──────── Data in this exercise
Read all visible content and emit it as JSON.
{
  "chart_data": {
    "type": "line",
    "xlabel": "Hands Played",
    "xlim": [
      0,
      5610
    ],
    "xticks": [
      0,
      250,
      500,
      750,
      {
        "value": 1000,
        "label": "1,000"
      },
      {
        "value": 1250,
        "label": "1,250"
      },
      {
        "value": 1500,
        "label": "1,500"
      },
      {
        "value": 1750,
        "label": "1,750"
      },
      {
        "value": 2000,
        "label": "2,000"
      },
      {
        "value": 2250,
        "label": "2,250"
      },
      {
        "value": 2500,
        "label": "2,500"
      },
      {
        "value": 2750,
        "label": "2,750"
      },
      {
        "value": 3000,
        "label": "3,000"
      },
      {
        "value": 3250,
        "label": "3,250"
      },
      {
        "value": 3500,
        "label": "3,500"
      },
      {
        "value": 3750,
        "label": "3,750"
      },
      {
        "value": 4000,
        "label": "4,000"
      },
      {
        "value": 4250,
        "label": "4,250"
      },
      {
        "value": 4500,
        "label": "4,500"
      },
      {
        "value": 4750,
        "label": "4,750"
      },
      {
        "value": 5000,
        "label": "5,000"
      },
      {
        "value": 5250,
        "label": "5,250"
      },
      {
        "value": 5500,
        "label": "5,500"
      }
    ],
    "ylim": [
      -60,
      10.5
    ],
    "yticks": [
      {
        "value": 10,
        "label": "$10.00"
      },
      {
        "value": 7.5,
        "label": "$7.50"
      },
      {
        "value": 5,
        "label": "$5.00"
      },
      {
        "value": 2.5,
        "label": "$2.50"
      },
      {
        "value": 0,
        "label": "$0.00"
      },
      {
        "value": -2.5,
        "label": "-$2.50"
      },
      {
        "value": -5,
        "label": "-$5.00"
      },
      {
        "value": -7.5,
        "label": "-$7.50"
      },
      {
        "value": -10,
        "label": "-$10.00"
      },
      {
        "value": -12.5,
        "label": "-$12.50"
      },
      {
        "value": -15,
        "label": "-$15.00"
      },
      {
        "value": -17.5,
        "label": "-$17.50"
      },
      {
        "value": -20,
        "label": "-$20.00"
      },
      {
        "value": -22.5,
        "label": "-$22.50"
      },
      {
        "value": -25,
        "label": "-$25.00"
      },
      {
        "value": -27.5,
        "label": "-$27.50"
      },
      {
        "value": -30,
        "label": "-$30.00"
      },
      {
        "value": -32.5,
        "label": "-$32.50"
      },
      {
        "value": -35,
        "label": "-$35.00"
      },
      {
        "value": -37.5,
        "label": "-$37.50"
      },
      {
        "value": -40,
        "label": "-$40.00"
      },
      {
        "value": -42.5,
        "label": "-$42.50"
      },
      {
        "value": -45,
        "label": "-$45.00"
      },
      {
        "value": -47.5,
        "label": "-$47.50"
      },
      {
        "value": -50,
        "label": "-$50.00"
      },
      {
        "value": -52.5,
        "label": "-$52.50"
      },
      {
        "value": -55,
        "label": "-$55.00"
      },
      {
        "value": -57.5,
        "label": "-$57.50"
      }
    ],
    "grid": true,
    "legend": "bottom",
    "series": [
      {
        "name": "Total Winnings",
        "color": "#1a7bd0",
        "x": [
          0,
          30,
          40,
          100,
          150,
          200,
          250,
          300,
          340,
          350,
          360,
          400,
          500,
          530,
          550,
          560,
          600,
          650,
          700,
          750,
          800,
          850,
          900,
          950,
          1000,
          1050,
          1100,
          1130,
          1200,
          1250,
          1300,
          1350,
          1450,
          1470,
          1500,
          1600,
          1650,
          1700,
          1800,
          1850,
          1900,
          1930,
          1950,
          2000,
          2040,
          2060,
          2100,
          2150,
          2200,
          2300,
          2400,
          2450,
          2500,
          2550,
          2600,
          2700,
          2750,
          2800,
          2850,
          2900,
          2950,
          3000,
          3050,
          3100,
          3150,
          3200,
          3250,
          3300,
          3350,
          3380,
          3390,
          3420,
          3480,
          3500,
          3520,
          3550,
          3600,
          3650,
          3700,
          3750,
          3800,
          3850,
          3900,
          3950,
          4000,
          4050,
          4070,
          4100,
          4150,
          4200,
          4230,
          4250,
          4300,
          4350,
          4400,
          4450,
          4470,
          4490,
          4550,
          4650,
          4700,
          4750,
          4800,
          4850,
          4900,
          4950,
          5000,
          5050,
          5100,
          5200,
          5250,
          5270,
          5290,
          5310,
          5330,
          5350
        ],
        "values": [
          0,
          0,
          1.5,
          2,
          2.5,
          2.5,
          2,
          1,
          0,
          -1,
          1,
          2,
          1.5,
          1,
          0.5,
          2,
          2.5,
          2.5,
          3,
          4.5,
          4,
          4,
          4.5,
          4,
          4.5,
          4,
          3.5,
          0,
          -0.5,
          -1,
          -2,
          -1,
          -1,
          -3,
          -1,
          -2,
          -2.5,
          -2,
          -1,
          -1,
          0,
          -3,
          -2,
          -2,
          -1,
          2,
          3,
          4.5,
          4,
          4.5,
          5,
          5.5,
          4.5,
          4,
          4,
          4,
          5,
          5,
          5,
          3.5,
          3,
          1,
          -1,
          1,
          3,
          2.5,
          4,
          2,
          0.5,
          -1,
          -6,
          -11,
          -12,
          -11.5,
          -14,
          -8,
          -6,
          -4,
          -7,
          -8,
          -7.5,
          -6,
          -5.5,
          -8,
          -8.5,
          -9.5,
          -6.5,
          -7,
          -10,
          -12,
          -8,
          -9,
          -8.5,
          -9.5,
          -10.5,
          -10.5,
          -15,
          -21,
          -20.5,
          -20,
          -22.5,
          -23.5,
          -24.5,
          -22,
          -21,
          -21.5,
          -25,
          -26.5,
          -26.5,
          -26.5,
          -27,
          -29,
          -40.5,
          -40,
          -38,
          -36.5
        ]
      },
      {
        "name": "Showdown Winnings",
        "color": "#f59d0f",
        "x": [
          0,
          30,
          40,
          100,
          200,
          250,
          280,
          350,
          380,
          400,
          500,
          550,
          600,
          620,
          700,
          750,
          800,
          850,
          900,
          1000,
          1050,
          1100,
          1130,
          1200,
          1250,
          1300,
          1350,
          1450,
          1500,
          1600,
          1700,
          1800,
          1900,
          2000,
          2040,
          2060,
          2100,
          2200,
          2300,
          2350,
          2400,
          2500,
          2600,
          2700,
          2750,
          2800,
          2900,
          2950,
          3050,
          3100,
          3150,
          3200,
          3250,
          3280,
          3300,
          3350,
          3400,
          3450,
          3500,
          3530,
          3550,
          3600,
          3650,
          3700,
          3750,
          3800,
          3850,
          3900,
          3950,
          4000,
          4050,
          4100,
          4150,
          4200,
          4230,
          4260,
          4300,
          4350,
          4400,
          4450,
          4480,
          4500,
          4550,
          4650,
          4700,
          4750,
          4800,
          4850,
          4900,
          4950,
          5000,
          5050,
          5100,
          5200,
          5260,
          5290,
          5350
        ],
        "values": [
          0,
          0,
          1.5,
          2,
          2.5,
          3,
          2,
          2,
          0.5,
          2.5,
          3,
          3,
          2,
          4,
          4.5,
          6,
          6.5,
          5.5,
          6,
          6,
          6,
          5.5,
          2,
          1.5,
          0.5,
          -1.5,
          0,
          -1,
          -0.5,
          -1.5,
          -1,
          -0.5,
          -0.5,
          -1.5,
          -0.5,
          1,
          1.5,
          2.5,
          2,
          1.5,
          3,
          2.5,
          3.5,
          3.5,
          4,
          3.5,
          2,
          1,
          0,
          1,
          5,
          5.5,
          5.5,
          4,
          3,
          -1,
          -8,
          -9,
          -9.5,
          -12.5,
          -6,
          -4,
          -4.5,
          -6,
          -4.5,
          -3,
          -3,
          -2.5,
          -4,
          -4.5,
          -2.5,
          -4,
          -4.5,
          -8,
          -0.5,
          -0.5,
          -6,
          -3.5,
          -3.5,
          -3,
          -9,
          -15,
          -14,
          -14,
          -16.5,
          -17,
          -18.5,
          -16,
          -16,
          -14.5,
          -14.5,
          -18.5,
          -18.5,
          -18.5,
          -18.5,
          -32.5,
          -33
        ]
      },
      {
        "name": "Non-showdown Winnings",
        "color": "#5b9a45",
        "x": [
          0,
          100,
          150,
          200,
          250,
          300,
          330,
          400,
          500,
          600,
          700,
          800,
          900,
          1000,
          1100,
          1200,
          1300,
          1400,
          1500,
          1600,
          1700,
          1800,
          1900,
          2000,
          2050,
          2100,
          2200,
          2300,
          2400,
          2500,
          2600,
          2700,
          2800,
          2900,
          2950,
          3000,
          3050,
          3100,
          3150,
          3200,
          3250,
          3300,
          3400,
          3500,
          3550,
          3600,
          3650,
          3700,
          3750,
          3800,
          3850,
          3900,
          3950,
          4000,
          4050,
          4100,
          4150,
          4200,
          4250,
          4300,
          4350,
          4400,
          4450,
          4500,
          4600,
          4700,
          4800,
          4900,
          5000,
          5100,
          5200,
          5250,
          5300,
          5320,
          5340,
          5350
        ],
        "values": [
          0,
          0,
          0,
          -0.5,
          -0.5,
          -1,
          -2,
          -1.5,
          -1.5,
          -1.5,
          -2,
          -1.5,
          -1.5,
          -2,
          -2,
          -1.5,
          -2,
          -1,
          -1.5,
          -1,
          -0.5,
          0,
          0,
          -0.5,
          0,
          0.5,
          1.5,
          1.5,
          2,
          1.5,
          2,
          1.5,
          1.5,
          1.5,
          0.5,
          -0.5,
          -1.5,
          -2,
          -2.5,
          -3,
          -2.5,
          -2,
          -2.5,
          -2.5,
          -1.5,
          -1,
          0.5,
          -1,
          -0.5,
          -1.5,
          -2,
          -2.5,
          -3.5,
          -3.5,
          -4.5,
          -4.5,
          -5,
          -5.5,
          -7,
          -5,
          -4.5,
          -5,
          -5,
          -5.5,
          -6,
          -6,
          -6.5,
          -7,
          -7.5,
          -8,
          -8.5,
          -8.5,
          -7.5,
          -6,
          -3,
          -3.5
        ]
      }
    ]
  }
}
────────────────
# Exercise aim
Copy every line above in which the string "name" shows up.

# Complete output
        "name": "Total Winnings",
        "name": "Showdown Winnings",
        "name": "Non-showdown Winnings",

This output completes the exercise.